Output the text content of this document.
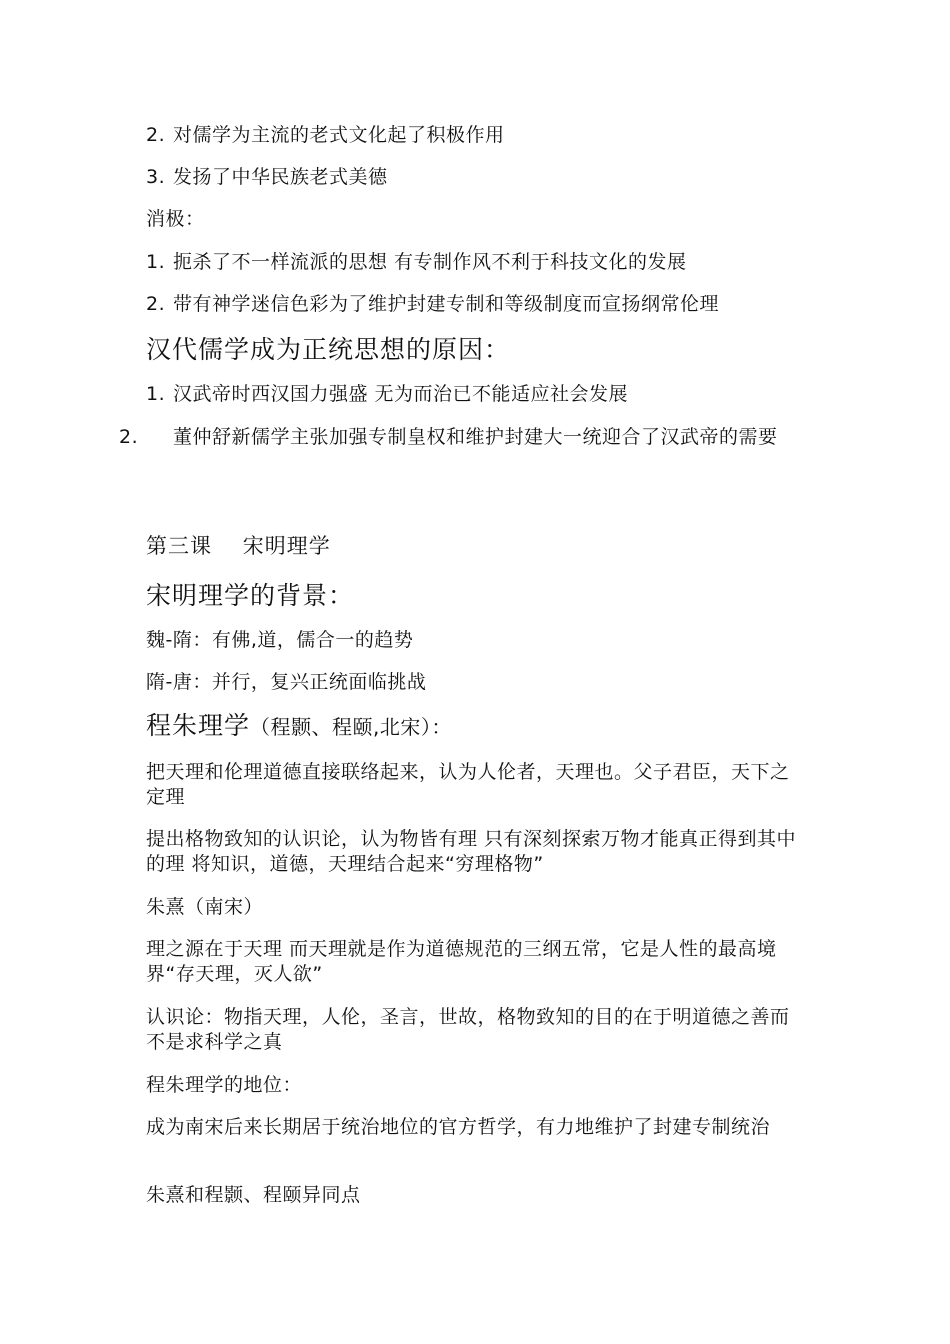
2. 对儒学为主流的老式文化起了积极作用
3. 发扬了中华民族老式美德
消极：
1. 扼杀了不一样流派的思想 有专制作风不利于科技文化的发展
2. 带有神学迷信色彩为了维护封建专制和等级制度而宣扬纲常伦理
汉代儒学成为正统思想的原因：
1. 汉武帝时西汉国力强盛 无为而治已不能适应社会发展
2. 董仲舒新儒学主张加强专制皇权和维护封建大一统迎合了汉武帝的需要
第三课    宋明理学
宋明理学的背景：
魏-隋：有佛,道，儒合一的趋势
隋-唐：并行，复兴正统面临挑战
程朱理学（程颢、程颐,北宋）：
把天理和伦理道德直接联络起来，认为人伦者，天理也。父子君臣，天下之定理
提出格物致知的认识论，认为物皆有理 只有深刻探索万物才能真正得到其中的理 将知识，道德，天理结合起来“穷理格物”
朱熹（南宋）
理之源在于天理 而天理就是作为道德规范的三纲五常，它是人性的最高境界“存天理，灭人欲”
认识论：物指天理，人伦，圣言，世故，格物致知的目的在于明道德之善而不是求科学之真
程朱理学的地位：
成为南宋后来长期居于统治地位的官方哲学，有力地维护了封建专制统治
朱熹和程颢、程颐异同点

####################

Challenge: Transcribe all of the records above character for character. Exclude the pictures.

Answer to this exercise:
Output the text content of this document.
2. 对儒学为主流的老式文化起了积极作用
3. 发扬了中华民族老式美德
消极：
1. 扼杀了不一样流派的思想 有专制作风不利于科技文化的发展
2. 带有神学迷信色彩为了维护封建专制和等级制度而宣扬纲常伦理
汉代儒学成为正统思想的原因：
1. 汉武帝时西汉国力强盛 无为而治已不能适应社会发展
2. 董仲舒新儒学主张加强专制皇权和维护封建大一统迎合了汉武帝的需要
第三课    宋明理学
宋明理学的背景：
魏-隋：有佛,道，儒合一的趋势
隋-唐：并行，复兴正统面临挑战
程朱理学（程颢、程颐,北宋）：
把天理和伦理道德直接联络起来，认为人伦者，天理也。父子君臣，天下之定理
提出格物致知的认识论，认为物皆有理 只有深刻探索万物才能真正得到其中的理 将知识，道德，天理结合起来“穷理格物”
朱熹（南宋）
理之源在于天理 而天理就是作为道德规范的三纲五常，它是人性的最高境界“存天理，灭人欲”
认识论：物指天理，人伦，圣言，世故，格物致知的目的在于明道德之善而不是求科学之真
程朱理学的地位：
成为南宋后来长期居于统治地位的官方哲学，有力地维护了封建专制统治
朱熹和程颢、程颐异同点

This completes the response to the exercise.